Texte retenu.
-*-*-

Entretien exclusif avec Anthony et Joe Russo, les réalisateurs de CAPTAIN AMERICA, LE SOLDAT DE L’HIVER - 2ème partie
Article Cinéma du Jeudi 03 Avril 2014



Propos recueillis et traduits par Pascal Pinteau

L’humour a toujours été un élément clé de l’univers Marvel. A-t-il été difficile d’injecter des touches de comédie dans le contexte plutôt sombre de ce thriller qui tourne autour d’une conspiration ?

Anthony Russo : C’est une question importante, car le ton de l’histoire est plus sérieux qu’à l’habitude. LE SOLDAT DE L’HIVER est un thriller politique, et la règle du genre veut que les personnages principaux se retrouvent dans des situations très dangereuses, qui font frissonner. Les enjeux et les risques sont plus importants, et il est effectivement très délicat d’intégrer des situations comiques dans un tel contexte. Il faut gérer cela avec beaucoup de précaution. Je crois que nous avons réussi à injecter les petites touches d’humour appropriées, mais elles n’ont rien de comparable avec celles des précédents films des Studios Marvel comme AVENGERS ou IRON MAN.

-*-*-

Données fournies.

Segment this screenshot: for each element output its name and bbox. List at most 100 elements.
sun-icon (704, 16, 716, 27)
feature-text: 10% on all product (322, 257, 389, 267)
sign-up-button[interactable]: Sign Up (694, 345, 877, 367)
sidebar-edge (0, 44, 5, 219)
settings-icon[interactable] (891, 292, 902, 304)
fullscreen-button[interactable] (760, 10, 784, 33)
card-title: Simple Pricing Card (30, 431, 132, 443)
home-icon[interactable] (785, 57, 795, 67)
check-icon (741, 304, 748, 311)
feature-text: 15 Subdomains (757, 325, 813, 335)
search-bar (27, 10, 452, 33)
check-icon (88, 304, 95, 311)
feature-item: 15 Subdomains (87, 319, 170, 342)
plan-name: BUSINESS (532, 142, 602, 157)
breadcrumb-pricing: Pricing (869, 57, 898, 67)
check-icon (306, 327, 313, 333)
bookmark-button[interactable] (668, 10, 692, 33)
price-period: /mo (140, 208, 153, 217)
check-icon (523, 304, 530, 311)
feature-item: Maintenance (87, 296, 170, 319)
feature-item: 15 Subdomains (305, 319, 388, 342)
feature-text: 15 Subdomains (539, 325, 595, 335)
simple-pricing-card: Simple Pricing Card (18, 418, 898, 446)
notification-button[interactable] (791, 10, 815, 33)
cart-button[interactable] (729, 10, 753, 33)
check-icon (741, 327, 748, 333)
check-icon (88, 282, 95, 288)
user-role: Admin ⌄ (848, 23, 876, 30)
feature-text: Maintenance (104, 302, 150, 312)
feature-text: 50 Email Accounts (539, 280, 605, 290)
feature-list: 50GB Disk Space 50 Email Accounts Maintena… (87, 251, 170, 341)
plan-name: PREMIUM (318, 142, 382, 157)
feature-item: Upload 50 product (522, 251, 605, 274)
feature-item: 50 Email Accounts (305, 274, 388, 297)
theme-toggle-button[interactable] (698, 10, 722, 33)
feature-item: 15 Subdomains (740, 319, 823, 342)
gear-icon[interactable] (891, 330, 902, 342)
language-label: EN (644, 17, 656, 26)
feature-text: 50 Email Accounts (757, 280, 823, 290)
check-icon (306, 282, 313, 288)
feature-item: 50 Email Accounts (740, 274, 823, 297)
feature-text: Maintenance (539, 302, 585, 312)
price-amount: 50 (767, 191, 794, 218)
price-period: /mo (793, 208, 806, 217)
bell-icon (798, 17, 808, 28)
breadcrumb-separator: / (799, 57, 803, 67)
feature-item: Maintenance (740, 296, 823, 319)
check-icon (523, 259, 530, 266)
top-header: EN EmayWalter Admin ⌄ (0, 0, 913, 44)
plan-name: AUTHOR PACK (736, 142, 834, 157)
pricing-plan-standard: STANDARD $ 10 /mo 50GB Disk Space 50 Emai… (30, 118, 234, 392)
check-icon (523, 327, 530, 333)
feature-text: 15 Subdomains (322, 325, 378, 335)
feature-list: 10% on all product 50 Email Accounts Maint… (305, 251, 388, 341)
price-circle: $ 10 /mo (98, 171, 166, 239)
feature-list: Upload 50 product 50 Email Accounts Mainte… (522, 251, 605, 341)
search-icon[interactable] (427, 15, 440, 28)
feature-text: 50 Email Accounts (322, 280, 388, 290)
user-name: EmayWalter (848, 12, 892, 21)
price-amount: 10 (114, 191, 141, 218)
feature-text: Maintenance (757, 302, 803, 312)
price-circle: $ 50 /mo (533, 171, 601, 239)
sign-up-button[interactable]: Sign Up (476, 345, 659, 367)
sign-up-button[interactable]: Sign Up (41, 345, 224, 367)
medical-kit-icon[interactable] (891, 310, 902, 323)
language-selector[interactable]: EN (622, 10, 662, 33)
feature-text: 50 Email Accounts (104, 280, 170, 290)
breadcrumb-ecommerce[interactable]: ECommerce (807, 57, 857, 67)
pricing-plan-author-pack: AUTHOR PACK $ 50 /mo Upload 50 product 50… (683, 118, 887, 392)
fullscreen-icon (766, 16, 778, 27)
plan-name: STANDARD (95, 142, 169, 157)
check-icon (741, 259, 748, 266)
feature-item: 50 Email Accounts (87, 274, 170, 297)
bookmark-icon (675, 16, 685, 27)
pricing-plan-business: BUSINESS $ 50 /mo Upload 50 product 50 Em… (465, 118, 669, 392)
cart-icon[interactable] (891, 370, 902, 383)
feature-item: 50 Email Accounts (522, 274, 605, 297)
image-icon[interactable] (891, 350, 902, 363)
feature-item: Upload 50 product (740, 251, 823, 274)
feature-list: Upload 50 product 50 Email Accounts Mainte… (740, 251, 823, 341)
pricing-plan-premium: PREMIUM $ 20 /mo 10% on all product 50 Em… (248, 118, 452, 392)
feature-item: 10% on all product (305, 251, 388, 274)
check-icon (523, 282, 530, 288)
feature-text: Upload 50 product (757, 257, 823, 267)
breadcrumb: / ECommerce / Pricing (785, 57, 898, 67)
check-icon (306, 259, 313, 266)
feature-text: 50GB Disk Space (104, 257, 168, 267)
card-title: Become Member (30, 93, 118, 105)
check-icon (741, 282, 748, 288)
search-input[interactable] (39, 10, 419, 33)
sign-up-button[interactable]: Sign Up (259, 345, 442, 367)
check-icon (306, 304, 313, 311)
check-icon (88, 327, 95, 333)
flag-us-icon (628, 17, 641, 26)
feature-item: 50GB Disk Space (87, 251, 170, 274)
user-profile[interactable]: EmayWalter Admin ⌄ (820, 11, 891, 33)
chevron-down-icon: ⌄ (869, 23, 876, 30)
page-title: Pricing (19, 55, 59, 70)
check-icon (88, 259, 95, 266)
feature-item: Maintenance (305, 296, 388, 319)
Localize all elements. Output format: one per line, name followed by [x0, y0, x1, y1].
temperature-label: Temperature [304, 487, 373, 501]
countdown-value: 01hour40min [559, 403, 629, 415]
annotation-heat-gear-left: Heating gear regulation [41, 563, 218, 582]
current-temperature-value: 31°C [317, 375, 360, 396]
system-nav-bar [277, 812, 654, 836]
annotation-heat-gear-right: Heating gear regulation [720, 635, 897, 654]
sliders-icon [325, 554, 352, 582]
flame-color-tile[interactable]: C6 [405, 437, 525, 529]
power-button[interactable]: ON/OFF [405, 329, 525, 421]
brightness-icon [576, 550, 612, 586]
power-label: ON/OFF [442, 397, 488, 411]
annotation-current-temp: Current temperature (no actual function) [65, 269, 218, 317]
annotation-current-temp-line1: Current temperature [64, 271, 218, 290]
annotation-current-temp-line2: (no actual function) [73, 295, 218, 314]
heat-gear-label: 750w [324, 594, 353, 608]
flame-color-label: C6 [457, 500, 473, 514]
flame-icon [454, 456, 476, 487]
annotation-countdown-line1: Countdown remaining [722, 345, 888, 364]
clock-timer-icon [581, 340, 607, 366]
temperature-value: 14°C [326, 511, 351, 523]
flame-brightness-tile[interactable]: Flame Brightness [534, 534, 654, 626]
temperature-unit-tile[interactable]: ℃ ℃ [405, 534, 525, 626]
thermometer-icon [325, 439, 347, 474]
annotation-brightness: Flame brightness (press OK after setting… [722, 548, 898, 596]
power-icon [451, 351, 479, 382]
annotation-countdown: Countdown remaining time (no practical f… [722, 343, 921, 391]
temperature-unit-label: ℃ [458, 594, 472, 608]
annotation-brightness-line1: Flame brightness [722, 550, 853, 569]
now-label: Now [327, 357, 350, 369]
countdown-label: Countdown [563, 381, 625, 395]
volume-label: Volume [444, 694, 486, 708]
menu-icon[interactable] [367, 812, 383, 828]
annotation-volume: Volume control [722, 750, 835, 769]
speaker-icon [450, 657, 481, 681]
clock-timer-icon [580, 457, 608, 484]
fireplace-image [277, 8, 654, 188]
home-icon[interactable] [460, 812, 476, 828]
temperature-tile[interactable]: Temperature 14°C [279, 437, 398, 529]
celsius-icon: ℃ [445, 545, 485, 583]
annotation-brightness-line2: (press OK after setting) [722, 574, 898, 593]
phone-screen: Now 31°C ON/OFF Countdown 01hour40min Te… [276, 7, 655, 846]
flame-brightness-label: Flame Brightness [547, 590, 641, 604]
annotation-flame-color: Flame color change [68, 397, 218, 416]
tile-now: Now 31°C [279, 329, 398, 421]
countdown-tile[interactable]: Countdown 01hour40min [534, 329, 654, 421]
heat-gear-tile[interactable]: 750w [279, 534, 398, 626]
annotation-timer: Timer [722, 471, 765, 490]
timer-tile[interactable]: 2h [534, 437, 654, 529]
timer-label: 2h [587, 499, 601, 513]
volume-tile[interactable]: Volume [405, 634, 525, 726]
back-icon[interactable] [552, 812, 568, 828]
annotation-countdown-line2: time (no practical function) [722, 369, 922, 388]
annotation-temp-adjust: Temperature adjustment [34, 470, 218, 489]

-*-*-

Consignes.
1: Relevez toutes les personnes nommées dans l'entretien.
2: Mettez en tableau Markdown, avec les colonnes Rang et Contenu, le passage des enregistrements qui va du début jusqu'à la ligne contenant « feature-item: 15 Subdomains (87, 319, 170, 342) », incluse.
Le texte et les enregistrements proviennent de sources distinctes.

Corrigés.
1: Anthony Russo, Joe Russo, Pascal Pinteau

2:
| Rang | Contenu |
|---|---|
| 1 | Segment this screenshot: for each element output its name and bbox. List at most 100 elements. |
| 2 | sun-icon (704, 16, 716, 27) |
| 3 | feature-text: 10% on all product (322, 257, 389, 267) |
| 4 | sign-up-button[interactable]: Sign Up (694, 345, 877, 367) |
| 5 | sidebar-edge (0, 44, 5, 219) |
| 6 | settings-icon[interactable] (891, 292, 902, 304) |
| 7 | fullscreen-button[interactable] (760, 10, 784, 33) |
| 8 | card-title: Simple Pricing Card (30, 431, 132, 443) |
| 9 | home-icon[interactable] (785, 57, 795, 67) |
| 10 | check-icon (741, 304, 748, 311) |
| 11 | feature-text: 15 Subdomains (757, 325, 813, 335) |
| 12 | search-bar (27, 10, 452, 33) |
| 13 | check-icon (88, 304, 95, 311) |
| 14 | feature-item: 15 Subdomains (87, 319, 170, 342) |